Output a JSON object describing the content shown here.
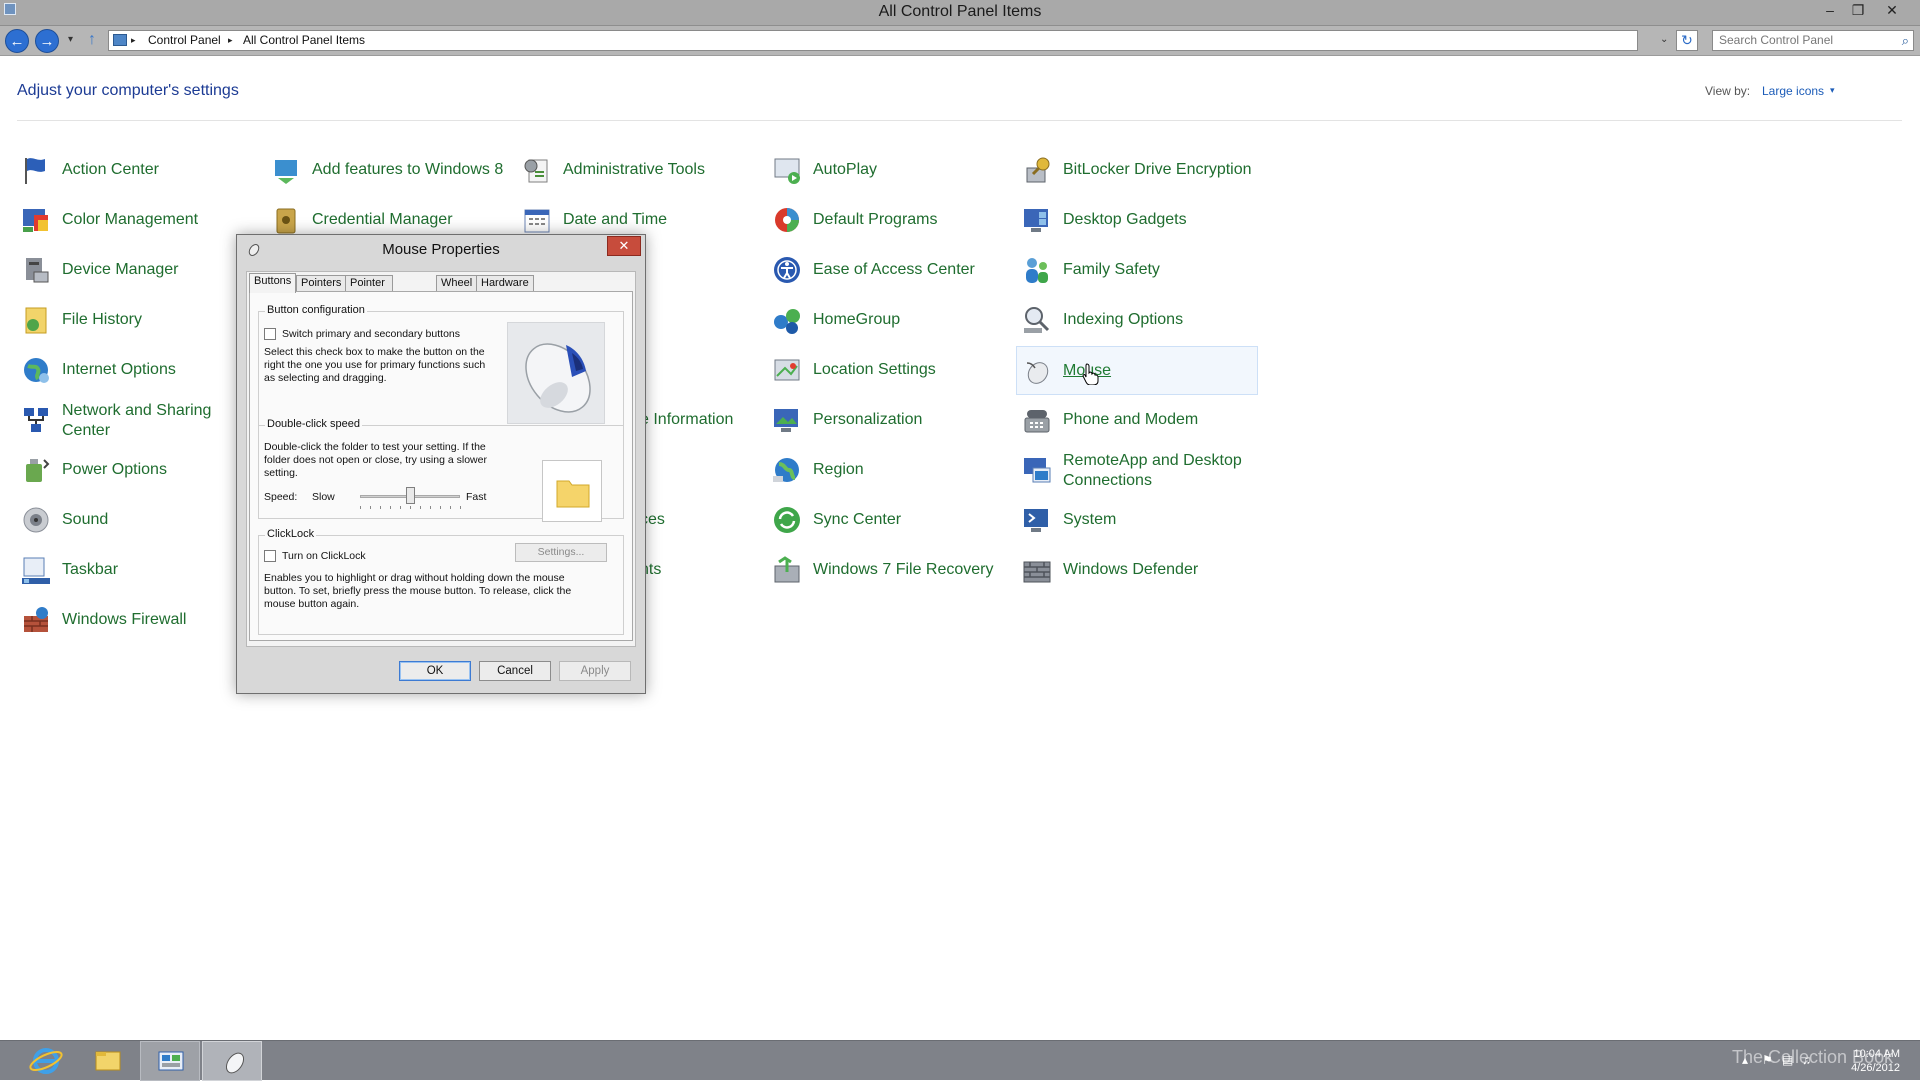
{
  "window": {
    "title": "All Control Panel Items",
    "minimize": "–",
    "restore": "❐",
    "close": "✕"
  },
  "address": {
    "back": "←",
    "forward": "→",
    "recent": "▾",
    "up": "↑",
    "crumbs": [
      "Control Panel",
      "All Control Panel Items"
    ],
    "sep": "▸",
    "dropdown": "⌄",
    "refresh": "↻",
    "search_placeholder": "Search Control Panel",
    "search_icon": "⌕"
  },
  "content": {
    "heading": "Adjust your computer's settings",
    "view_by_label": "View by:",
    "view_by_value": "Large icons",
    "view_by_caret": "▾"
  },
  "items": {
    "c1": [
      "Action Center",
      "Color Management",
      "Device Manager",
      "File History",
      "Internet Options",
      "Network and Sharing Center",
      "Power Options",
      "Sound",
      "Taskbar",
      "Windows Firewall"
    ],
    "c2": [
      "Add features to Windows 8",
      "Credential Manager"
    ],
    "c2_partial": [
      "e Information",
      "ces",
      "nts"
    ],
    "c3": [
      "Administrative Tools",
      "Date and Time"
    ],
    "c4": [
      "AutoPlay",
      "Default Programs",
      "Ease of Access Center",
      "HomeGroup",
      "Location Settings",
      "Personalization",
      "Region",
      "Sync Center",
      "Windows 7 File Recovery"
    ],
    "c5": [
      "BitLocker Drive Encryption",
      "Desktop Gadgets",
      "Family Safety",
      "Indexing Options",
      "Mouse",
      "Phone and Modem",
      "RemoteApp and Desktop Connections",
      "System",
      "Windows Defender"
    ]
  },
  "dialog": {
    "title": "Mouse Properties",
    "close": "✕",
    "tabs": [
      "Buttons",
      "Pointers",
      "Pointer Options",
      "Wheel",
      "Hardware"
    ],
    "button_config": {
      "label": "Button configuration",
      "checkbox": "Switch primary and secondary buttons",
      "desc1": "Select this check box to make the button on the",
      "desc2": "right the one you use for primary functions such",
      "desc3": "as selecting and dragging."
    },
    "double_click": {
      "label": "Double-click speed",
      "desc1": "Double-click the folder to test your setting. If the",
      "desc2": "folder does not open or close, try using a slower",
      "desc3": "setting.",
      "speed": "Speed:",
      "slow": "Slow",
      "fast": "Fast",
      "speed_level": 0.5
    },
    "clicklock": {
      "label": "ClickLock",
      "checkbox": "Turn on ClickLock",
      "settings": "Settings...",
      "desc1": "Enables you to highlight or drag without holding down the mouse",
      "desc2": "button. To set, briefly press the mouse button. To release, click the",
      "desc3": "mouse button again."
    },
    "ok": "OK",
    "cancel": "Cancel",
    "apply": "Apply"
  },
  "taskbar": {
    "clock_time": "10:04 AM",
    "clock_date": "4/26/2012",
    "watermark": "The Collection Book",
    "tray_icons": [
      "▴",
      "⚑",
      "▤",
      "♫"
    ]
  },
  "colors": {
    "link_green": "#1f6d2f",
    "heading_blue": "#1c3b94",
    "taskbar": "#7f8289"
  }
}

────────────────

### WORK TO DO
Copy the material above exactly and drop the pictures.

### ANSWER FOR THIS EXERCISE
Output a JSON object describing the content shown here.
{
  "window": {
    "title": "All Control Panel Items",
    "minimize": "–",
    "restore": "❐",
    "close": "✕"
  },
  "address": {
    "back": "←",
    "forward": "→",
    "recent": "▾",
    "up": "↑",
    "crumbs": [
      "Control Panel",
      "All Control Panel Items"
    ],
    "sep": "▸",
    "dropdown": "⌄",
    "refresh": "↻",
    "search_placeholder": "Search Control Panel",
    "search_icon": "⌕"
  },
  "content": {
    "heading": "Adjust your computer's settings",
    "view_by_label": "View by:",
    "view_by_value": "Large icons",
    "view_by_caret": "▾"
  },
  "items": {
    "c1": [
      "Action Center",
      "Color Management",
      "Device Manager",
      "File History",
      "Internet Options",
      "Network and Sharing Center",
      "Power Options",
      "Sound",
      "Taskbar",
      "Windows Firewall"
    ],
    "c2": [
      "Add features to Windows 8",
      "Credential Manager"
    ],
    "c2_partial": [
      "e Information",
      "ces",
      "nts"
    ],
    "c3": [
      "Administrative Tools",
      "Date and Time"
    ],
    "c4": [
      "AutoPlay",
      "Default Programs",
      "Ease of Access Center",
      "HomeGroup",
      "Location Settings",
      "Personalization",
      "Region",
      "Sync Center",
      "Windows 7 File Recovery"
    ],
    "c5": [
      "BitLocker Drive Encryption",
      "Desktop Gadgets",
      "Family Safety",
      "Indexing Options",
      "Mouse",
      "Phone and Modem",
      "RemoteApp and Desktop Connections",
      "System",
      "Windows Defender"
    ]
  },
  "dialog": {
    "title": "Mouse Properties",
    "close": "✕",
    "tabs": [
      "Buttons",
      "Pointers",
      "Pointer Options",
      "Wheel",
      "Hardware"
    ],
    "button_config": {
      "label": "Button configuration",
      "checkbox": "Switch primary and secondary buttons",
      "desc1": "Select this check box to make the button on the",
      "desc2": "right the one you use for primary functions such",
      "desc3": "as selecting and dragging."
    },
    "double_click": {
      "label": "Double-click speed",
      "desc1": "Double-click the folder to test your setting. If the",
      "desc2": "folder does not open or close, try using a slower",
      "desc3": "setting.",
      "speed": "Speed:",
      "slow": "Slow",
      "fast": "Fast",
      "speed_level": 0.5
    },
    "clicklock": {
      "label": "ClickLock",
      "checkbox": "Turn on ClickLock",
      "settings": "Settings...",
      "desc1": "Enables you to highlight or drag without holding down the mouse",
      "desc2": "button. To set, briefly press the mouse button. To release, click the",
      "desc3": "mouse button again."
    },
    "ok": "OK",
    "cancel": "Cancel",
    "apply": "Apply"
  },
  "taskbar": {
    "clock_time": "10:04 AM",
    "clock_date": "4/26/2012",
    "watermark": "The Collection Book",
    "tray_icons": [
      "▴",
      "⚑",
      "▤",
      "♫"
    ]
  },
  "colors": {
    "link_green": "#1f6d2f",
    "heading_blue": "#1c3b94",
    "taskbar": "#7f8289"
  }
}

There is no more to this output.